** What the exercise asks **
Search the data below for the string "Residencial". Extract every line that contains it.
◇ ◇ ◇ ◇ ◇ ◇ ◇
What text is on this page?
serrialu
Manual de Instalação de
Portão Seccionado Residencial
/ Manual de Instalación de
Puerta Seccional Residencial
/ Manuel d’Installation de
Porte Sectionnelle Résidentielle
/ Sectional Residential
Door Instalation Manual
◇ ◇ ◇ ◇ ◇ ◇ ◇
** Solution to this exercise **
Portão Seccionado Residencial
Puerta Seccional Residencial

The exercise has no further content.